#### Source extract
- - - - - - -

The thing is that some of those core games are incredibly profitable and while the profit is there, the games will continue to be made. Games will continue to reflect the market and while there is a market for "blockbuster" games, they will continue to be made simply because the profit/success factor is generally more of a gamble, but also more financially rewarding.

While core games are niche... the are people that are willing to pay $60.00 for those niche games. We may eventually see bigger games being add-supported, FTP with ingame purchases to support the game or other economic forms that enable games to make money, but I think that there is enough of a niche audience that are willing to simply pay money for a game to have the "blockbuster" graphic and quality aspects without the advertising or other forms of support, that these games aren't going to fade away any time soon.
This rings true to me. It seems like developers think that games are bigger than they are, when I doubt the core audience has seen much growth(though I think there is a little growth). It does seem to me more people know about games, mainly due to increased marketing on TV and popular websites. Still the core audience who will buy games every month is a tiny percentage of the gaming world, and it's troubling that developers seem to think that they can sell CoD numbers.

- - - - - - -

#### Stored rows
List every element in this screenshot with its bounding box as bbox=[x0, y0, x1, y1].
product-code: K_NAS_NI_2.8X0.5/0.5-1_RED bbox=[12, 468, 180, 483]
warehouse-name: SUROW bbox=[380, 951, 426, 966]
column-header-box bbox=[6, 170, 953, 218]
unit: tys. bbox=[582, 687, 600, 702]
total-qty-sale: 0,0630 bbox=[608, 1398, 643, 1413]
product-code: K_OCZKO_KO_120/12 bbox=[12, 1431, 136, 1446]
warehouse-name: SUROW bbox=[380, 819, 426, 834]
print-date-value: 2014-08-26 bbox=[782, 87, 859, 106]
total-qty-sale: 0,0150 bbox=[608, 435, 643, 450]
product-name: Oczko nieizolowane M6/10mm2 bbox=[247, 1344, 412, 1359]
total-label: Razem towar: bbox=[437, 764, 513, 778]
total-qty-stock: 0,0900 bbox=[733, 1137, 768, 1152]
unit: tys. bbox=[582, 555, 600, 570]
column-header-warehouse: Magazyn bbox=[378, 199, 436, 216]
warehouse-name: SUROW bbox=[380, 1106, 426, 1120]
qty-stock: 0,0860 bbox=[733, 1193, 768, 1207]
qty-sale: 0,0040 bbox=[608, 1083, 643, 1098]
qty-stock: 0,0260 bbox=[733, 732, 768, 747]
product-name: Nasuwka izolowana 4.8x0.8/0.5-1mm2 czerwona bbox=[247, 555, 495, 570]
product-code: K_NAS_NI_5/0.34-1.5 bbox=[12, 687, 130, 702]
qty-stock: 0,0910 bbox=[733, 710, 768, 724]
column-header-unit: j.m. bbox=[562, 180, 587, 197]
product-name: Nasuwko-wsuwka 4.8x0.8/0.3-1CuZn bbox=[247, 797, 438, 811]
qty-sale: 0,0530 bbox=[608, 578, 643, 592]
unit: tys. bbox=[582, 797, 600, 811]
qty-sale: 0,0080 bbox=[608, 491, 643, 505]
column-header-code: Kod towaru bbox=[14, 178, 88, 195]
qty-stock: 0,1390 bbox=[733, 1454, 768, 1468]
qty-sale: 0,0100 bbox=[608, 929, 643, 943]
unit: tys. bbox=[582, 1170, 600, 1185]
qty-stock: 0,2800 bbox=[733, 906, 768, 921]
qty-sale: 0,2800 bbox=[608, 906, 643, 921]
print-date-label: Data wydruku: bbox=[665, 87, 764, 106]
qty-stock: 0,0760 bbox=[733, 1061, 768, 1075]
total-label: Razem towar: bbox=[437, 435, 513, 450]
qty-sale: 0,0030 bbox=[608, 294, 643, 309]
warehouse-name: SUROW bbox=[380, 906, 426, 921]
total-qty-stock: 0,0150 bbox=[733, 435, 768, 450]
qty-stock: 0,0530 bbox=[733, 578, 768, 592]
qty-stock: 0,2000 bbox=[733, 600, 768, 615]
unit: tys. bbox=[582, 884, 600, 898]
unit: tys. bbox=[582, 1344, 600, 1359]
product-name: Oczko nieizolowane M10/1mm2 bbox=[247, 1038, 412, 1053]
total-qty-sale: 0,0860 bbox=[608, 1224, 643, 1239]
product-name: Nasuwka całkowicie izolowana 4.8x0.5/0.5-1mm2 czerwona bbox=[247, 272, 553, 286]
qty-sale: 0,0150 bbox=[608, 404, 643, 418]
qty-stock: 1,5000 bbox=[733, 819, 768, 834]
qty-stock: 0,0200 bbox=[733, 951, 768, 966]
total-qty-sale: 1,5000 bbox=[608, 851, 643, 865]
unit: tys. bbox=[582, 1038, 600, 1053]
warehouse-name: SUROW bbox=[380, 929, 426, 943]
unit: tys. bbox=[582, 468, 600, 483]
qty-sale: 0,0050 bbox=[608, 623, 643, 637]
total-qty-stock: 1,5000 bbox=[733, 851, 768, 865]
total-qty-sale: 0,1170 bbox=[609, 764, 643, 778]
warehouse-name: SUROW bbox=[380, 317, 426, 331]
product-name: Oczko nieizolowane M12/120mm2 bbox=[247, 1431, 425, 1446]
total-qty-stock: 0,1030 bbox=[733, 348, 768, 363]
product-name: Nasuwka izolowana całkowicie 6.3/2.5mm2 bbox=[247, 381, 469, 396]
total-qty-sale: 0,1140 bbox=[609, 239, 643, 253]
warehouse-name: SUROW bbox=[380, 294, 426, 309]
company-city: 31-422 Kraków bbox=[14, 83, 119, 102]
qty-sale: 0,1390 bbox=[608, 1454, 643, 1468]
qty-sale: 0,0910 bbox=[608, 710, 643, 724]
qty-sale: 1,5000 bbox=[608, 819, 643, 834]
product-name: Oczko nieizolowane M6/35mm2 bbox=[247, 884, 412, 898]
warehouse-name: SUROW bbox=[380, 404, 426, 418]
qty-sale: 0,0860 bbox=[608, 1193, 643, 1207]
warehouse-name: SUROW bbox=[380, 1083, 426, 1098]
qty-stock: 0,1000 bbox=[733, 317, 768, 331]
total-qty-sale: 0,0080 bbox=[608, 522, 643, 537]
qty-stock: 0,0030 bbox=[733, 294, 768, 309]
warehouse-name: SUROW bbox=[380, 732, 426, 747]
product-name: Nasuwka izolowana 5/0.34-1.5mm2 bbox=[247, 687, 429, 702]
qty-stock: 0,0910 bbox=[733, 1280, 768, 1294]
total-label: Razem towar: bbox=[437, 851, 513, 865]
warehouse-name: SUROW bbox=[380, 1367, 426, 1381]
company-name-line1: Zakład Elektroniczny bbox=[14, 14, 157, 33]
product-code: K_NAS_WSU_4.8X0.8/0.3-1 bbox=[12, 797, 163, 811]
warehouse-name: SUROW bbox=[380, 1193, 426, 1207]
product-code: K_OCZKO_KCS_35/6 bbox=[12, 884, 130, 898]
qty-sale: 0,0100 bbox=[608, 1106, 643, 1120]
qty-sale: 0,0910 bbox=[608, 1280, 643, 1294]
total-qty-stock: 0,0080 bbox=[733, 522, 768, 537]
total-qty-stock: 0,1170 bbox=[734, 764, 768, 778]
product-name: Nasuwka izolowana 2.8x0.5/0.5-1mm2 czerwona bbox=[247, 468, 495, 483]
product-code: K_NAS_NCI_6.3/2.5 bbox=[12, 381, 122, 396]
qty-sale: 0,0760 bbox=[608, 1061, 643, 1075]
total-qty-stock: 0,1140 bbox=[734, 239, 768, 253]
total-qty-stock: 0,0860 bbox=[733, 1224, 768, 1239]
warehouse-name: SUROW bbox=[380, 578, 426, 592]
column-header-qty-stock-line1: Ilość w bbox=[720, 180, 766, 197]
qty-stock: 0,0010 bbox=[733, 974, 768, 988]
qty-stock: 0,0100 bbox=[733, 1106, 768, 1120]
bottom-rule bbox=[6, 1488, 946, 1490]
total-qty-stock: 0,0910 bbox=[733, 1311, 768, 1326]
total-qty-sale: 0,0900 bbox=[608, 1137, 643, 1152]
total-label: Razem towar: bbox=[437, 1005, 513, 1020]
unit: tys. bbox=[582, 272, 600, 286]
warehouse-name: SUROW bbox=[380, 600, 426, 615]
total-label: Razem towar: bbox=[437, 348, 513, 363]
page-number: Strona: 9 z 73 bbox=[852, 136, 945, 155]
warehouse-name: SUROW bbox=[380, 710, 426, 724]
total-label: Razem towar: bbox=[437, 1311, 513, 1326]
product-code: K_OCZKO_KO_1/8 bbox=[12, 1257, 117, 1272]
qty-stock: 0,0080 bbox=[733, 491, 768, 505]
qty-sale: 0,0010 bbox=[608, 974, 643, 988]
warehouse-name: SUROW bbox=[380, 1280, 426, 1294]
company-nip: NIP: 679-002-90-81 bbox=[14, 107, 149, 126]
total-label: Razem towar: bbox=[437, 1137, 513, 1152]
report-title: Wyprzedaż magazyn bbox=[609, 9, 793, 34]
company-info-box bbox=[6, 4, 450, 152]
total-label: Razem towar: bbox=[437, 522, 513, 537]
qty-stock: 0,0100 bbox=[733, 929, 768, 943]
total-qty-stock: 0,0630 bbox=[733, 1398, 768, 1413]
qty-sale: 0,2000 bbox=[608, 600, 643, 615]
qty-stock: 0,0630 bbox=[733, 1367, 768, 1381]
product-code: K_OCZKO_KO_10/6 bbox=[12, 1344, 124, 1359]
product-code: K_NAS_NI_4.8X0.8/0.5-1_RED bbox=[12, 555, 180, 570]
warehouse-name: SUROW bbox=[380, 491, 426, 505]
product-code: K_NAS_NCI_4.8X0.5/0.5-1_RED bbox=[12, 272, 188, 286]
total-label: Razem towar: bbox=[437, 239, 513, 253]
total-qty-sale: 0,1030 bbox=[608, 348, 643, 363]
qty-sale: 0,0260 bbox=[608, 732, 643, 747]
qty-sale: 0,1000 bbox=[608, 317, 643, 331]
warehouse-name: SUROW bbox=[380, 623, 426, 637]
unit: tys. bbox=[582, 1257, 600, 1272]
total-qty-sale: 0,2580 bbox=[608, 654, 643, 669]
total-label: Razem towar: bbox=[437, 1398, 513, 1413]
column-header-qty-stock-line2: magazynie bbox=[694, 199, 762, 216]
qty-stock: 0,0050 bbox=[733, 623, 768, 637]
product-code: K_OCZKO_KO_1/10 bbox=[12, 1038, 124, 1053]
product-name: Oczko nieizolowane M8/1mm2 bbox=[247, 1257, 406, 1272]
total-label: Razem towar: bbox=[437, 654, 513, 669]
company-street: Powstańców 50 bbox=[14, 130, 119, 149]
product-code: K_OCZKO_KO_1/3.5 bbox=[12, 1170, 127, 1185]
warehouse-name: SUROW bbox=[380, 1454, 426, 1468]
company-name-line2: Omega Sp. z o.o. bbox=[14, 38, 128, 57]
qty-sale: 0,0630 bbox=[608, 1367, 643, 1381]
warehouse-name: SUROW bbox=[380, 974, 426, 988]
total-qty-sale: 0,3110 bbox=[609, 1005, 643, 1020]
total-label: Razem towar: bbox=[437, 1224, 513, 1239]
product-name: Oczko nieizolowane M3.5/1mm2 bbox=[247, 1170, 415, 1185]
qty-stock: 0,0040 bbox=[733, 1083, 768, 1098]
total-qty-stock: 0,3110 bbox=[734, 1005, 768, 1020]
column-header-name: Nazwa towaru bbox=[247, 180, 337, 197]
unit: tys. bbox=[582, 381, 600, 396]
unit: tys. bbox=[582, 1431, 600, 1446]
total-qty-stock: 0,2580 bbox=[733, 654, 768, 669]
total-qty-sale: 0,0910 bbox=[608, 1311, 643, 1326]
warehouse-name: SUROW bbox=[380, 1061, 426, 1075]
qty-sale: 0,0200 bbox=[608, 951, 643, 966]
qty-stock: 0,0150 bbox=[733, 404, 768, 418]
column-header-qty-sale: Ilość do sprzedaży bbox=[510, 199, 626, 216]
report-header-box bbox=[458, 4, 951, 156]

- - - - - - -

#### Requests
• a. Copy the discussion of core games from "This rings true" to "sell CoD numbers." word for word.
• b. Pick up the discussion of core games after its last sentence and carry it forward.
The entries have no connection to the discussion of core games.

#### Answers in order
• a.
This rings true to me. It seems like developers think that games are bigger than they are, when I doubt the core audience has seen much growth(though I think there is a little growth). It does seem to me more people know about games, mainly due to increased marketing on TV and popular websites. Still the core audience who will buy games every month is a tiny percentage of the gaming world, and it's troubling that developers seem to think that they can sell CoD numbers.

• b.
@Elsa

It sounds like you think I'm arguing against core or niche games, which couldn't be further from the truth. Casual games hold no interest for me, and neither does "freemium". Single-player story driven games are my biggest gaming passion, and some of them are the niche of the niche, as evidenced by some of the titles on my backlog list to the right.

I love blockbuster niche games and I love tiny niche games. I want them to thrive for a long, long time, and that's why I worry about the current state of affairs.

As you pointed out, some games are a massive financial success, and rightly so. The big problem is that even games that perform well are now considered "failures" and their developers closed. Homefront sold 2.5 million copies as of last count and Kaos was shuttered. Prototype 2 was the best selling game in April and Radical entertainment was shuttered, to name just two examples. Many more games in the past few years faced a similar situation. That is not a sustainable model, and threatens the continued existence of the kinds of games on my backlog.

And it doesn't have to be like that. Take games like The Witcher, Dark Souls and Catherine. They all sold under two million (In Catherine's case, just half a million), they are all beautiful core games and they all boosted profits for their developers/publishers.

I'm not saying publishers shouldn't aim high. If games start selling 50 million copies that's wonderful. I'm just saying they can't bet the farm on every game and expect to survive.
@Corrupt

The core audience has seen considerable growth in the last 15 years. Just consider that 10 years ago the big news was that Diablo 2 sold over 1 million copies in the first two weeks. Today that kind of performance would shut down Blizzard!

That said, we are still a small niche compared to the audience casual games cater to, meaning everybody else. Unless developers take a step back and accept they can't expect every game to move 5 million units (a number that's been thrown around as the "bare minimum" by EA and Molyneux), many of the games on my backlog might disappear.
Damn Caim. Dropping truth bombs in the comments. If this doesnt get topsauced then the weekend capper is an asshole.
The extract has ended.